Each entry must appear again exactly as it does in the source.
[START Listing]
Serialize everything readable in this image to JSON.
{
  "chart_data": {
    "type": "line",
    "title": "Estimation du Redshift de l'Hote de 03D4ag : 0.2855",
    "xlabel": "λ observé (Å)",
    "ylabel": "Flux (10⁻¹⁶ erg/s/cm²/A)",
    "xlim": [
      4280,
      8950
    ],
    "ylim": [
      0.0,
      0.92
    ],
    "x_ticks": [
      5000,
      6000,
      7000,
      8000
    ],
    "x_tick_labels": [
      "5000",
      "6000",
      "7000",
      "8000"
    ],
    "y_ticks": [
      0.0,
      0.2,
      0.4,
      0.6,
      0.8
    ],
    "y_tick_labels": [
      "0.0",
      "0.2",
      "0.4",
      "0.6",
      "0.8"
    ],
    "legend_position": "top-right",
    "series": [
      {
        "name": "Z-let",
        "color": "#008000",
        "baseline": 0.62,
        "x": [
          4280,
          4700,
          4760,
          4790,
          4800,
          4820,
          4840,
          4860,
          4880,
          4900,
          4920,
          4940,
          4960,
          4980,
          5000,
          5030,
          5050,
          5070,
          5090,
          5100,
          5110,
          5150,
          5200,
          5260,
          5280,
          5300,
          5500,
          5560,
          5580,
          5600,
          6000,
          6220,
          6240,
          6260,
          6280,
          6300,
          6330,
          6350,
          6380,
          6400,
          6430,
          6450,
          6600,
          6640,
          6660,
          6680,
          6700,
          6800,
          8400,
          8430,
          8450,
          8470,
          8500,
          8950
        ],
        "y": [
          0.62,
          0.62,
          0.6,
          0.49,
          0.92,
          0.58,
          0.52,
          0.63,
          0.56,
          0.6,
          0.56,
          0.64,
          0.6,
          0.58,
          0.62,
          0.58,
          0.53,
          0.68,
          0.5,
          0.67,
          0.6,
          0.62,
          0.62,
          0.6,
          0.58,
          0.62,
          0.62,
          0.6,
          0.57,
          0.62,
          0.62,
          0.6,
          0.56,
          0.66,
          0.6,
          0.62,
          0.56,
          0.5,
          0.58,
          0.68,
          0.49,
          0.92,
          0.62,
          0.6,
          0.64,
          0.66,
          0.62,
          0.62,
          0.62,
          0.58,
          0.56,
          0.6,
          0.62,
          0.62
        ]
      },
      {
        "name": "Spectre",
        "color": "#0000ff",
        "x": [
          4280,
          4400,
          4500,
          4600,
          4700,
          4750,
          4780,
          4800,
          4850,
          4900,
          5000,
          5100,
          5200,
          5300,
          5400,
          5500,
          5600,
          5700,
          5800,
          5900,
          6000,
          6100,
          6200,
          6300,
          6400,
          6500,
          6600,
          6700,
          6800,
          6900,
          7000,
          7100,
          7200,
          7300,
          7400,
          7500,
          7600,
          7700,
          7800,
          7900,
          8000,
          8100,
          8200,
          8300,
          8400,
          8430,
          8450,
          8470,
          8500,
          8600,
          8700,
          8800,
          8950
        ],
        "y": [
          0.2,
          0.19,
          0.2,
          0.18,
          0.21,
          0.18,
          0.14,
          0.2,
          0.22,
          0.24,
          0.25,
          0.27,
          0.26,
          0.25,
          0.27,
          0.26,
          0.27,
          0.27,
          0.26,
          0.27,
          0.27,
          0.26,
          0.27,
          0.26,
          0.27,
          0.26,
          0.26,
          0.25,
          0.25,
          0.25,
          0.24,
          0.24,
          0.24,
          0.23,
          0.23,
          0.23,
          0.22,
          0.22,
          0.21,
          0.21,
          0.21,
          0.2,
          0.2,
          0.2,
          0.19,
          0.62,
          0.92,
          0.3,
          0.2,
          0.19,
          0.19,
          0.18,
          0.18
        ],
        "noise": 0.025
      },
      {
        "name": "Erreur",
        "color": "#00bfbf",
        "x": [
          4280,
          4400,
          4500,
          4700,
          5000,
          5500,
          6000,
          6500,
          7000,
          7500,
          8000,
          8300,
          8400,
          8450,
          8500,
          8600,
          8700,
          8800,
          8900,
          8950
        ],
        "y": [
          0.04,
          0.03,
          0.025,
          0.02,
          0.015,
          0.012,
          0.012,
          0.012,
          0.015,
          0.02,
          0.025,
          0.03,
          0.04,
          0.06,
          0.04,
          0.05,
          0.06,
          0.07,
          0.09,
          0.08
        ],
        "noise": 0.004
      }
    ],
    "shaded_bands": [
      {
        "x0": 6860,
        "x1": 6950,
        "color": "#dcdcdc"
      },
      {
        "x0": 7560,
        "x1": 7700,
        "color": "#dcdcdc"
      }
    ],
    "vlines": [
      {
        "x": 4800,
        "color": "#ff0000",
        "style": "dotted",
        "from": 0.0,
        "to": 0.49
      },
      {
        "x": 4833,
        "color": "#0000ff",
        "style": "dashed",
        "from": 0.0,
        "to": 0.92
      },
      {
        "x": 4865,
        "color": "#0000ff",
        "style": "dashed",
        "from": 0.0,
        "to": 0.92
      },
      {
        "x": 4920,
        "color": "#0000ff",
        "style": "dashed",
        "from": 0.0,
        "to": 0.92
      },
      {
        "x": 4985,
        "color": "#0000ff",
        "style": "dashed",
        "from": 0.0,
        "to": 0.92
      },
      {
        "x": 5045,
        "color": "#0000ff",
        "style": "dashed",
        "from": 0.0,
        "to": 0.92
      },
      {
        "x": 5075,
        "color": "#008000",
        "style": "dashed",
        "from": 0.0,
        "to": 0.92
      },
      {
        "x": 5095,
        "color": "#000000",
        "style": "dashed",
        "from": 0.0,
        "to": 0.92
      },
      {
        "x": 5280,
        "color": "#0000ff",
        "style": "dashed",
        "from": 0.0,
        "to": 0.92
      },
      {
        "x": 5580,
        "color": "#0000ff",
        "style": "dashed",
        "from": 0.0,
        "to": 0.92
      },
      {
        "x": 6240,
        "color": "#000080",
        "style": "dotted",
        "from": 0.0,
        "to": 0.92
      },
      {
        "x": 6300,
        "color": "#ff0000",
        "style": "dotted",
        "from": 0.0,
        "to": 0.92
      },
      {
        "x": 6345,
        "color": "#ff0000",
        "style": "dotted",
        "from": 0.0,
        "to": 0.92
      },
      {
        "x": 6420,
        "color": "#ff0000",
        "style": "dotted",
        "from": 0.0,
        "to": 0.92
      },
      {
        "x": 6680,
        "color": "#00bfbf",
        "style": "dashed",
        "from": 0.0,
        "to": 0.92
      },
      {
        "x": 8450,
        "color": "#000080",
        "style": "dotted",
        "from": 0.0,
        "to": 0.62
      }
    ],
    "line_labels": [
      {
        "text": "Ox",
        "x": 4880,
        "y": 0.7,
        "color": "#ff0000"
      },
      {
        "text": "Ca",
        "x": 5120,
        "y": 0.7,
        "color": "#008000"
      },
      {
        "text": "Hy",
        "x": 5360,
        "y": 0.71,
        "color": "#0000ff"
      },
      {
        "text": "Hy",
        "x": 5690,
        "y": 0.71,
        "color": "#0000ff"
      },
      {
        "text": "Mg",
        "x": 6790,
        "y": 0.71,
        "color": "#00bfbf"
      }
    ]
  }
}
[END Listing]
#### Result of the exercise
Serialize everything readable in this image to JSON.
{
  "chart_data": {
    "type": "line",
    "title": "Estimation du Redshift de l'Hote de 03D4ag : 0.2855",
    "xlabel": "λ observé (Å)",
    "ylabel": "Flux (10⁻¹⁶ erg/s/cm²/A)",
    "xlim": [
      4280,
      8950
    ],
    "ylim": [
      0.0,
      0.92
    ],
    "x_ticks": [
      5000,
      6000,
      7000,
      8000
    ],
    "x_tick_labels": [
      "5000",
      "6000",
      "7000",
      "8000"
    ],
    "y_ticks": [
      0.0,
      0.2,
      0.4,
      0.6,
      0.8
    ],
    "y_tick_labels": [
      "0.0",
      "0.2",
      "0.4",
      "0.6",
      "0.8"
    ],
    "legend_position": "top-right",
    "series": [
      {
        "name": "Z-let",
        "color": "#008000",
        "baseline": 0.62,
        "x": [
          4280,
          4700,
          4760,
          4790,
          4800,
          4820,
          4840,
          4860,
          4880,
          4900,
          4920,
          4940,
          4960,
          4980,
          5000,
          5030,
          5050,
          5070,
          5090,
          5100,
          5110,
          5150,
          5200,
          5260,
          5280,
          5300,
          5500,
          5560,
          5580,
          5600,
          6000,
          6220,
          6240,
          6260,
          6280,
          6300,
          6330,
          6350,
          6380,
          6400,
          6430,
          6450,
          6600,
          6640,
          6660,
          6680,
          6700,
          6800,
          8400,
          8430,
          8450,
          8470,
          8500,
          8950
        ],
        "y": [
          0.62,
          0.62,
          0.6,
          0.49,
          0.92,
          0.58,
          0.52,
          0.63,
          0.56,
          0.6,
          0.56,
          0.64,
          0.6,
          0.58,
          0.62,
          0.58,
          0.53,
          0.68,
          0.5,
          0.67,
          0.6,
          0.62,
          0.62,
          0.6,
          0.58,
          0.62,
          0.62,
          0.6,
          0.57,
          0.62,
          0.62,
          0.6,
          0.56,
          0.66,
          0.6,
          0.62,
          0.56,
          0.5,
          0.58,
          0.68,
          0.49,
          0.92,
          0.62,
          0.6,
          0.64,
          0.66,
          0.62,
          0.62,
          0.62,
          0.58,
          0.56,
          0.6,
          0.62,
          0.62
        ]
      },
      {
        "name": "Spectre",
        "color": "#0000ff",
        "x": [
          4280,
          4400,
          4500,
          4600,
          4700,
          4750,
          4780,
          4800,
          4850,
          4900,
          5000,
          5100,
          5200,
          5300,
          5400,
          5500,
          5600,
          5700,
          5800,
          5900,
          6000,
          6100,
          6200,
          6300,
          6400,
          6500,
          6600,
          6700,
          6800,
          6900,
          7000,
          7100,
          7200,
          7300,
          7400,
          7500,
          7600,
          7700,
          7800,
          7900,
          8000,
          8100,
          8200,
          8300,
          8400,
          8430,
          8450,
          8470,
          8500,
          8600,
          8700,
          8800,
          8950
        ],
        "y": [
          0.2,
          0.19,
          0.2,
          0.18,
          0.21,
          0.18,
          0.14,
          0.2,
          0.22,
          0.24,
          0.25,
          0.27,
          0.26,
          0.25,
          0.27,
          0.26,
          0.27,
          0.27,
          0.26,
          0.27,
          0.27,
          0.26,
          0.27,
          0.26,
          0.27,
          0.26,
          0.26,
          0.25,
          0.25,
          0.25,
          0.24,
          0.24,
          0.24,
          0.23,
          0.23,
          0.23,
          0.22,
          0.22,
          0.21,
          0.21,
          0.21,
          0.2,
          0.2,
          0.2,
          0.19,
          0.62,
          0.92,
          0.3,
          0.2,
          0.19,
          0.19,
          0.18,
          0.18
        ],
        "noise": 0.025
      },
      {
        "name": "Erreur",
        "color": "#00bfbf",
        "x": [
          4280,
          4400,
          4500,
          4700,
          5000,
          5500,
          6000,
          6500,
          7000,
          7500,
          8000,
          8300,
          8400,
          8450,
          8500,
          8600,
          8700,
          8800,
          8900,
          8950
        ],
        "y": [
          0.04,
          0.03,
          0.025,
          0.02,
          0.015,
          0.012,
          0.012,
          0.012,
          0.015,
          0.02,
          0.025,
          0.03,
          0.04,
          0.06,
          0.04,
          0.05,
          0.06,
          0.07,
          0.09,
          0.08
        ],
        "noise": 0.004
      }
    ],
    "shaded_bands": [
      {
        "x0": 6860,
        "x1": 6950,
        "color": "#dcdcdc"
      },
      {
        "x0": 7560,
        "x1": 7700,
        "color": "#dcdcdc"
      }
    ],
    "vlines": [
      {
        "x": 4800,
        "color": "#ff0000",
        "style": "dotted",
        "from": 0.0,
        "to": 0.49
      },
      {
        "x": 4833,
        "color": "#0000ff",
        "style": "dashed",
        "from": 0.0,
        "to": 0.92
      },
      {
        "x": 4865,
        "color": "#0000ff",
        "style": "dashed",
        "from": 0.0,
        "to": 0.92
      },
      {
        "x": 4920,
        "color": "#0000ff",
        "style": "dashed",
        "from": 0.0,
        "to": 0.92
      },
      {
        "x": 4985,
        "color": "#0000ff",
        "style": "dashed",
        "from": 0.0,
        "to": 0.92
      },
      {
        "x": 5045,
        "color": "#0000ff",
        "style": "dashed",
        "from": 0.0,
        "to": 0.92
      },
      {
        "x": 5075,
        "color": "#008000",
        "style": "dashed",
        "from": 0.0,
        "to": 0.92
      },
      {
        "x": 5095,
        "color": "#000000",
        "style": "dashed",
        "from": 0.0,
        "to": 0.92
      },
      {
        "x": 5280,
        "color": "#0000ff",
        "style": "dashed",
        "from": 0.0,
        "to": 0.92
      },
      {
        "x": 5580,
        "color": "#0000ff",
        "style": "dashed",
        "from": 0.0,
        "to": 0.92
      },
      {
        "x": 6240,
        "color": "#000080",
        "style": "dotted",
        "from": 0.0,
        "to": 0.92
      },
      {
        "x": 6300,
        "color": "#ff0000",
        "style": "dotted",
        "from": 0.0,
        "to": 0.92
      },
      {
        "x": 6345,
        "color": "#ff0000",
        "style": "dotted",
        "from": 0.0,
        "to": 0.92
      },
      {
        "x": 6420,
        "color": "#ff0000",
        "style": "dotted",
        "from": 0.0,
        "to": 0.92
      },
      {
        "x": 6680,
        "color": "#00bfbf",
        "style": "dashed",
        "from": 0.0,
        "to": 0.92
      },
      {
        "x": 8450,
        "color": "#000080",
        "style": "dotted",
        "from": 0.0,
        "to": 0.62
      }
    ],
    "line_labels": [
      {
        "text": "Ox",
        "x": 4880,
        "y": 0.7,
        "color": "#ff0000"
      },
      {
        "text": "Ca",
        "x": 5120,
        "y": 0.7,
        "color": "#008000"
      },
      {
        "text": "Hy",
        "x": 5360,
        "y": 0.71,
        "color": "#0000ff"
      },
      {
        "text": "Hy",
        "x": 5690,
        "y": 0.71,
        "color": "#0000ff"
      },
      {
        "text": "Mg",
        "x": 6790,
        "y": 0.71,
        "color": "#00bfbf"
      }
    ]
  }
}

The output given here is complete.